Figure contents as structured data
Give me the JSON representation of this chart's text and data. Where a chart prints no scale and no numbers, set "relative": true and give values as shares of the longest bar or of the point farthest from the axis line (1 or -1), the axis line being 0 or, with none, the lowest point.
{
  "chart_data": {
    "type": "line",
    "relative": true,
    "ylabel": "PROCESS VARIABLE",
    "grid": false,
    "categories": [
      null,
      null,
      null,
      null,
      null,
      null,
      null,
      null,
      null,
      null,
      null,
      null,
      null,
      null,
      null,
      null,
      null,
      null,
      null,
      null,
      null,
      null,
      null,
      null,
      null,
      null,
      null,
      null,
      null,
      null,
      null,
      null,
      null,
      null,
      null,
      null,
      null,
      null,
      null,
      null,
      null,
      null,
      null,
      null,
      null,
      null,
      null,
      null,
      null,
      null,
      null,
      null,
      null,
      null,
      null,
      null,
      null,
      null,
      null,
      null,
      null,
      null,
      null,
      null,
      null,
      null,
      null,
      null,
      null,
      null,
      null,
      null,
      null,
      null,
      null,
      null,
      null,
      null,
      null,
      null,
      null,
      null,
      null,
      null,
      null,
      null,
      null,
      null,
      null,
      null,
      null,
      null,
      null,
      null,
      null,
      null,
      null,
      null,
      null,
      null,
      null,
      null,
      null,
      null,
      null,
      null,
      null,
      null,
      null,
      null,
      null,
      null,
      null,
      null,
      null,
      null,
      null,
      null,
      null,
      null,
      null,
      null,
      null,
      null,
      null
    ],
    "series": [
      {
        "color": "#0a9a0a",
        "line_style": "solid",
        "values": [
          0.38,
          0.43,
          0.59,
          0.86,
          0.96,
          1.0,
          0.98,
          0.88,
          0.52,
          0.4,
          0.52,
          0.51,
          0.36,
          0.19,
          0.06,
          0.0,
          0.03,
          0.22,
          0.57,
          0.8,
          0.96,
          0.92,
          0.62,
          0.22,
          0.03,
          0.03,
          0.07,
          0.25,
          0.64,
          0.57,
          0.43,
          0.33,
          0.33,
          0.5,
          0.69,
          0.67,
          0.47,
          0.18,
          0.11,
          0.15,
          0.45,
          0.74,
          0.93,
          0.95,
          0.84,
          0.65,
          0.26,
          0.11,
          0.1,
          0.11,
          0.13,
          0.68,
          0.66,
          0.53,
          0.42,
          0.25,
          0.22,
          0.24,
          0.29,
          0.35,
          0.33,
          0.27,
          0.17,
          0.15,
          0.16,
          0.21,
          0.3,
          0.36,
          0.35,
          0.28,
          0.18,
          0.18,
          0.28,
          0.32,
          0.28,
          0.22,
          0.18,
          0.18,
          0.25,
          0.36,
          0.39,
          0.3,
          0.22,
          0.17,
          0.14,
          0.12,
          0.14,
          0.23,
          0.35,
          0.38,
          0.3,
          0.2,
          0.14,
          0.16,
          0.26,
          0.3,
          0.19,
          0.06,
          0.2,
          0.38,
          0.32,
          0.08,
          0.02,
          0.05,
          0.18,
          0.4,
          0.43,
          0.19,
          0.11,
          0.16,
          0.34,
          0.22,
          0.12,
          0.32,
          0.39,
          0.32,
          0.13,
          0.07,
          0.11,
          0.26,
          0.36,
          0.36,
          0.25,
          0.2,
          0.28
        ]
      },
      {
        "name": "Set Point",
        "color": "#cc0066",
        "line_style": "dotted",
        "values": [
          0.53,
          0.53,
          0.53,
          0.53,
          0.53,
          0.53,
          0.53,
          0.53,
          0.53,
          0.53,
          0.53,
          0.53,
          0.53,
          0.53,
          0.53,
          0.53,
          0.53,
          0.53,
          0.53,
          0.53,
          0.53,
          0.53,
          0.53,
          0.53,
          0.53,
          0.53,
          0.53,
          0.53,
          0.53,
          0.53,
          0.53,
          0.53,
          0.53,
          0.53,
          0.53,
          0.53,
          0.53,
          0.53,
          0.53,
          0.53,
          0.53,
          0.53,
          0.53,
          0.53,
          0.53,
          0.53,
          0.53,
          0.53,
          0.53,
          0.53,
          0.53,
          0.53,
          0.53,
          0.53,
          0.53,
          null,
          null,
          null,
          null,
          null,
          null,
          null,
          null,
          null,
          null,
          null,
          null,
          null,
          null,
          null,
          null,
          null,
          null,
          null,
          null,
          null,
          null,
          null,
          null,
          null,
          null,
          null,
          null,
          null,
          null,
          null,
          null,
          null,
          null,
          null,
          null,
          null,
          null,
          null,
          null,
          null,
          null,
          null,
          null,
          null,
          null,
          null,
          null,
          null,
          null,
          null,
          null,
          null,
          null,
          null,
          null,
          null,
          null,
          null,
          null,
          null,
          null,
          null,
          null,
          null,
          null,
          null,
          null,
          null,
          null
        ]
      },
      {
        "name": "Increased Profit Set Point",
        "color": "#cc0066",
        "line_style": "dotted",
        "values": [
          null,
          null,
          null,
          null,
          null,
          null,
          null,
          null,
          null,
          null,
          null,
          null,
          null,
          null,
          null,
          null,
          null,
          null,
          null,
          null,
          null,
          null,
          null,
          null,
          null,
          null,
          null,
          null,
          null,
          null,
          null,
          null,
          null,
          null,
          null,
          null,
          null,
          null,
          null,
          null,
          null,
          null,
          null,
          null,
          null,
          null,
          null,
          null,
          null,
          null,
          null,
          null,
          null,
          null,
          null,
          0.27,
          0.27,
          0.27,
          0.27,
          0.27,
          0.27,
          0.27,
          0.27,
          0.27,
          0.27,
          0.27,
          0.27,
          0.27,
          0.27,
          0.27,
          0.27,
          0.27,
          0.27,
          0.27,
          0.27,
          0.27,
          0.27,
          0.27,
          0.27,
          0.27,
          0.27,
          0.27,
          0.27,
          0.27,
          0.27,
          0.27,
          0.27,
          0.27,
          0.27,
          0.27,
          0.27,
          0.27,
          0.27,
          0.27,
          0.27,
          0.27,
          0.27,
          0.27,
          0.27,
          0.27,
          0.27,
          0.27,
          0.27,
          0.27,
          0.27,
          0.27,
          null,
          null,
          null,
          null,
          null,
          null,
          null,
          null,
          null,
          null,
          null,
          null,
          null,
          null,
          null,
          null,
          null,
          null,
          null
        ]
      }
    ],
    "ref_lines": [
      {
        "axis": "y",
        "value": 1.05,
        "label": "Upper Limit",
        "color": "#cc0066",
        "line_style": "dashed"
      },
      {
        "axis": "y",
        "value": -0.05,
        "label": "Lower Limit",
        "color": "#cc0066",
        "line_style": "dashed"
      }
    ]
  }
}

• Stated problem: Transcribe the whole listing exactly.

• Answer:
Give me the JSON representation of this chart's text and data. Where a chart prints no scale and no numbers, set "relative": true and give values as shares of the longest bar or of the point farthest from the axis line (1 or -1), the axis line being 0 or, with none, the lowest point.
{
  "chart_data": {
    "type": "line",
    "relative": true,
    "ylabel": "PROCESS VARIABLE",
    "grid": false,
    "categories": [
      null,
      null,
      null,
      null,
      null,
      null,
      null,
      null,
      null,
      null,
      null,
      null,
      null,
      null,
      null,
      null,
      null,
      null,
      null,
      null,
      null,
      null,
      null,
      null,
      null,
      null,
      null,
      null,
      null,
      null,
      null,
      null,
      null,
      null,
      null,
      null,
      null,
      null,
      null,
      null,
      null,
      null,
      null,
      null,
      null,
      null,
      null,
      null,
      null,
      null,
      null,
      null,
      null,
      null,
      null,
      null,
      null,
      null,
      null,
      null,
      null,
      null,
      null,
      null,
      null,
      null,
      null,
      null,
      null,
      null,
      null,
      null,
      null,
      null,
      null,
      null,
      null,
      null,
      null,
      null,
      null,
      null,
      null,
      null,
      null,
      null,
      null,
      null,
      null,
      null,
      null,
      null,
      null,
      null,
      null,
      null,
      null,
      null,
      null,
      null,
      null,
      null,
      null,
      null,
      null,
      null,
      null,
      null,
      null,
      null,
      null,
      null,
      null,
      null,
      null,
      null,
      null,
      null,
      null,
      null,
      null,
      null,
      null,
      null,
      null
    ],
    "series": [
      {
        "color": "#0a9a0a",
        "line_style": "solid",
        "values": [
          0.38,
          0.43,
          0.59,
          0.86,
          0.96,
          1.0,
          0.98,
          0.88,
          0.52,
          0.4,
          0.52,
          0.51,
          0.36,
          0.19,
          0.06,
          0.0,
          0.03,
          0.22,
          0.57,
          0.8,
          0.96,
          0.92,
          0.62,
          0.22,
          0.03,
          0.03,
          0.07,
          0.25,
          0.64,
          0.57,
          0.43,
          0.33,
          0.33,
          0.5,
          0.69,
          0.67,
          0.47,
          0.18,
          0.11,
          0.15,
          0.45,
          0.74,
          0.93,
          0.95,
          0.84,
          0.65,
          0.26,
          0.11,
          0.1,
          0.11,
          0.13,
          0.68,
          0.66,
          0.53,
          0.42,
          0.25,
          0.22,
          0.24,
          0.29,
          0.35,
          0.33,
          0.27,
          0.17,
          0.15,
          0.16,
          0.21,
          0.3,
          0.36,
          0.35,
          0.28,
          0.18,
          0.18,
          0.28,
          0.32,
          0.28,
          0.22,
          0.18,
          0.18,
          0.25,
          0.36,
          0.39,
          0.3,
          0.22,
          0.17,
          0.14,
          0.12,
          0.14,
          0.23,
          0.35,
          0.38,
          0.3,
          0.2,
          0.14,
          0.16,
          0.26,
          0.3,
          0.19,
          0.06,
          0.2,
          0.38,
          0.32,
          0.08,
          0.02,
          0.05,
          0.18,
          0.4,
          0.43,
          0.19,
          0.11,
          0.16,
          0.34,
          0.22,
          0.12,
          0.32,
          0.39,
          0.32,
          0.13,
          0.07,
          0.11,
          0.26,
          0.36,
          0.36,
          0.25,
          0.2,
          0.28
        ]
      },
      {
        "name": "Set Point",
        "color": "#cc0066",
        "line_style": "dotted",
        "values": [
          0.53,
          0.53,
          0.53,
          0.53,
          0.53,
          0.53,
          0.53,
          0.53,
          0.53,
          0.53,
          0.53,
          0.53,
          0.53,
          0.53,
          0.53,
          0.53,
          0.53,
          0.53,
          0.53,
          0.53,
          0.53,
          0.53,
          0.53,
          0.53,
          0.53,
          0.53,
          0.53,
          0.53,
          0.53,
          0.53,
          0.53,
          0.53,
          0.53,
          0.53,
          0.53,
          0.53,
          0.53,
          0.53,
          0.53,
          0.53,
          0.53,
          0.53,
          0.53,
          0.53,
          0.53,
          0.53,
          0.53,
          0.53,
          0.53,
          0.53,
          0.53,
          0.53,
          0.53,
          0.53,
          0.53,
          null,
          null,
          null,
          null,
          null,
          null,
          null,
          null,
          null,
          null,
          null,
          null,
          null,
          null,
          null,
          null,
          null,
          null,
          null,
          null,
          null,
          null,
          null,
          null,
          null,
          null,
          null,
          null,
          null,
          null,
          null,
          null,
          null,
          null,
          null,
          null,
          null,
          null,
          null,
          null,
          null,
          null,
          null,
          null,
          null,
          null,
          null,
          null,
          null,
          null,
          null,
          null,
          null,
          null,
          null,
          null,
          null,
          null,
          null,
          null,
          null,
          null,
          null,
          null,
          null,
          null,
          null,
          null,
          null,
          null
        ]
      },
      {
        "name": "Increased Profit Set Point",
        "color": "#cc0066",
        "line_style": "dotted",
        "values": [
          null,
          null,
          null,
          null,
          null,
          null,
          null,
          null,
          null,
          null,
          null,
          null,
          null,
          null,
          null,
          null,
          null,
          null,
          null,
          null,
          null,
          null,
          null,
          null,
          null,
          null,
          null,
          null,
          null,
          null,
          null,
          null,
          null,
          null,
          null,
          null,
          null,
          null,
          null,
          null,
          null,
          null,
          null,
          null,
          null,
          null,
          null,
          null,
          null,
          null,
          null,
          null,
          null,
          null,
          null,
          0.27,
          0.27,
          0.27,
          0.27,
          0.27,
          0.27,
          0.27,
          0.27,
          0.27,
          0.27,
          0.27,
          0.27,
          0.27,
          0.27,
          0.27,
          0.27,
          0.27,
          0.27,
          0.27,
          0.27,
          0.27,
          0.27,
          0.27,
          0.27,
          0.27,
          0.27,
          0.27,
          0.27,
          0.27,
          0.27,
          0.27,
          0.27,
          0.27,
          0.27,
          0.27,
          0.27,
          0.27,
          0.27,
          0.27,
          0.27,
          0.27,
          0.27,
          0.27,
          0.27,
          0.27,
          0.27,
          0.27,
          0.27,
          0.27,
          0.27,
          0.27,
          null,
          null,
          null,
          null,
          null,
          null,
          null,
          null,
          null,
          null,
          null,
          null,
          null,
          null,
          null,
          null,
          null,
          null,
          null
        ]
      }
    ],
    "ref_lines": [
      {
        "axis": "y",
        "value": 1.05,
        "label": "Upper Limit",
        "color": "#cc0066",
        "line_style": "dashed"
      },
      {
        "axis": "y",
        "value": -0.05,
        "label": "Lower Limit",
        "color": "#cc0066",
        "line_style": "dashed"
      }
    ]
  }
}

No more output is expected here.